--- start of Material to process ---

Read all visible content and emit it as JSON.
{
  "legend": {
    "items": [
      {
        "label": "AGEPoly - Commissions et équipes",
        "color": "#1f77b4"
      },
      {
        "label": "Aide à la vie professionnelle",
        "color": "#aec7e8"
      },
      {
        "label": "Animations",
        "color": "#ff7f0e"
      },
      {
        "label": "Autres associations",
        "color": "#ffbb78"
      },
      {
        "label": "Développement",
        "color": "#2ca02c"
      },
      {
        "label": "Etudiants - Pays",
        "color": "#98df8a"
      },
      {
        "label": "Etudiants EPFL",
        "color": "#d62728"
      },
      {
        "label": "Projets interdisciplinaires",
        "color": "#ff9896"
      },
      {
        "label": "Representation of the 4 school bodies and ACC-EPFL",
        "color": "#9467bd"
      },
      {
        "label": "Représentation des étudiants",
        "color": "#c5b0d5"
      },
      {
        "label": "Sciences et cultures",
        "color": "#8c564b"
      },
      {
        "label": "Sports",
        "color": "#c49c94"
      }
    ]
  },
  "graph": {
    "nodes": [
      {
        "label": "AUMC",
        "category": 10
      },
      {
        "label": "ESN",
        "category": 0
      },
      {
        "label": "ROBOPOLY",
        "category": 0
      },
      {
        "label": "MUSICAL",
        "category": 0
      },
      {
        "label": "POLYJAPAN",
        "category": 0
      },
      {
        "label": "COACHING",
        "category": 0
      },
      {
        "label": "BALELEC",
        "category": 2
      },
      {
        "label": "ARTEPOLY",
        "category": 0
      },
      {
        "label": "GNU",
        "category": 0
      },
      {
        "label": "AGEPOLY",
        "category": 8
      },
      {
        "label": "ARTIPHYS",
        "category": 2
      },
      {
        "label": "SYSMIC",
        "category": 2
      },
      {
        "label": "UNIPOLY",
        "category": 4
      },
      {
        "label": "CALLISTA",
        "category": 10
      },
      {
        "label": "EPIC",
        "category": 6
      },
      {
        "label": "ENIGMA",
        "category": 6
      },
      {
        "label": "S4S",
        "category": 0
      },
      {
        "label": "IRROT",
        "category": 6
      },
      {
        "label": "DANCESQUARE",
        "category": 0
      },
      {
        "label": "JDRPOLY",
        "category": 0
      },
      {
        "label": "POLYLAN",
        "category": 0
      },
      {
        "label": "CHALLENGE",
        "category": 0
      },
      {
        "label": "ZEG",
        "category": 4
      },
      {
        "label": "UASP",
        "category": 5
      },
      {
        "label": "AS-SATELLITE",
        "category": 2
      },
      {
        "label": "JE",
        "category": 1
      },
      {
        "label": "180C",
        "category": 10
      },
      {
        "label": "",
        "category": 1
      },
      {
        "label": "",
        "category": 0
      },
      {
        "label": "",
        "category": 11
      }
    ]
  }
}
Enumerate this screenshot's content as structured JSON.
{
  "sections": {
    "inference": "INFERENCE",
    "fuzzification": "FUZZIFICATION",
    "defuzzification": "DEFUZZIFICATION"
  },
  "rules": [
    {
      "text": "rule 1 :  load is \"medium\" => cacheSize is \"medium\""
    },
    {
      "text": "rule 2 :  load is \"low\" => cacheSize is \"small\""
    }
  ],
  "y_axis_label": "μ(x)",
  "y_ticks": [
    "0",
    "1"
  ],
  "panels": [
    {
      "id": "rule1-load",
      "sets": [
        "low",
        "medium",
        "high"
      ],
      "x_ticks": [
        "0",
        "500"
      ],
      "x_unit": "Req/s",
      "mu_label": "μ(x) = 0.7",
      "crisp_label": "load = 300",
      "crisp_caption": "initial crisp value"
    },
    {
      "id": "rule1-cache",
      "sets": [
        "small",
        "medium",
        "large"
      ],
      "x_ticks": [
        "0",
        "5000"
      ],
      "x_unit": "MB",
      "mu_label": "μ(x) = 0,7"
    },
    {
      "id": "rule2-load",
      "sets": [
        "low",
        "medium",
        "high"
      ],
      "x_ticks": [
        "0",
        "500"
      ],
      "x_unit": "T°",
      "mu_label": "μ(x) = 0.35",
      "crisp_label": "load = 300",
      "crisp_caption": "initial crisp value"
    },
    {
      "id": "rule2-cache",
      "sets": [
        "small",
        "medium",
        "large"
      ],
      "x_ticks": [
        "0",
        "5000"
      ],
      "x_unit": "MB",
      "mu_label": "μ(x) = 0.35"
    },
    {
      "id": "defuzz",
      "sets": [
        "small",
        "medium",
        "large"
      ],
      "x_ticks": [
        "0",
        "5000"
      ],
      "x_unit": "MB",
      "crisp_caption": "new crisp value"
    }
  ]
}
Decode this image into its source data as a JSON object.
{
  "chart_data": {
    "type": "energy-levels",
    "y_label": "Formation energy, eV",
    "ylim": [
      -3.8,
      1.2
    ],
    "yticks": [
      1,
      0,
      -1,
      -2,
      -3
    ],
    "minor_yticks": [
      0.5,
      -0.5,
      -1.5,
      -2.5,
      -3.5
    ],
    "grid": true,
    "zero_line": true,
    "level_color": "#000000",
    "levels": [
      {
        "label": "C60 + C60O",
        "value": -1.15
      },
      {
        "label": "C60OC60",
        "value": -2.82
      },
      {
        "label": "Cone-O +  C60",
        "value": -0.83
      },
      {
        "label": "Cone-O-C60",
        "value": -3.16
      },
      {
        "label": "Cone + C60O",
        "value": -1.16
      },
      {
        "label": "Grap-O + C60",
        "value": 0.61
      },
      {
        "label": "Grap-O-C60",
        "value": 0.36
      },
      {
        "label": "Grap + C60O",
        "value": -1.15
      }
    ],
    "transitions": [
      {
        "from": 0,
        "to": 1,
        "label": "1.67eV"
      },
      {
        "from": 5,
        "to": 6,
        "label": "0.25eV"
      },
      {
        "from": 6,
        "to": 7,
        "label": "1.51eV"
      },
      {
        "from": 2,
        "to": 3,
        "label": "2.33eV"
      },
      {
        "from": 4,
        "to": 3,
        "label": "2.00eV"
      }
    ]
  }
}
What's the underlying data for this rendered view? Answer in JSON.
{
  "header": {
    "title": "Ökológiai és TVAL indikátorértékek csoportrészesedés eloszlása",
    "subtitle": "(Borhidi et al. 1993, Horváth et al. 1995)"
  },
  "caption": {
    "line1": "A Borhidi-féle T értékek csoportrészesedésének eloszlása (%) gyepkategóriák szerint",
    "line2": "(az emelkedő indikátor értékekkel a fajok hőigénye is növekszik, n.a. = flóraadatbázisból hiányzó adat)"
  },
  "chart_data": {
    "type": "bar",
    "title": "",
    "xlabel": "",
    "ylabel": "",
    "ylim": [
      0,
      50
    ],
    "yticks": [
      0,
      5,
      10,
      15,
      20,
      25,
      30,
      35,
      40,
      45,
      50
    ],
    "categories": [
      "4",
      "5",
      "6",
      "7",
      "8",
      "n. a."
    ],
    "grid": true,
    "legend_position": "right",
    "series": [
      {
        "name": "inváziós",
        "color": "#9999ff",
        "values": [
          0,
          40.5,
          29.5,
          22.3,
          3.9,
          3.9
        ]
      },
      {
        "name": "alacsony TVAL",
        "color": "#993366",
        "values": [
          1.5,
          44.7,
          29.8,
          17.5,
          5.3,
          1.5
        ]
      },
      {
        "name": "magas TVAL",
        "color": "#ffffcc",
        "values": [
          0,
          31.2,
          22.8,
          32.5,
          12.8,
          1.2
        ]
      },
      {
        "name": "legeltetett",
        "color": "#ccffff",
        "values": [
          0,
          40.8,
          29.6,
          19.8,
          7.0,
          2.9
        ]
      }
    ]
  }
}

--- end of Material to process ---

◆ Goal ◆
Reply with one number only, the count of lines above that hold the string "eloszlása".

◆ Written solution ◆
2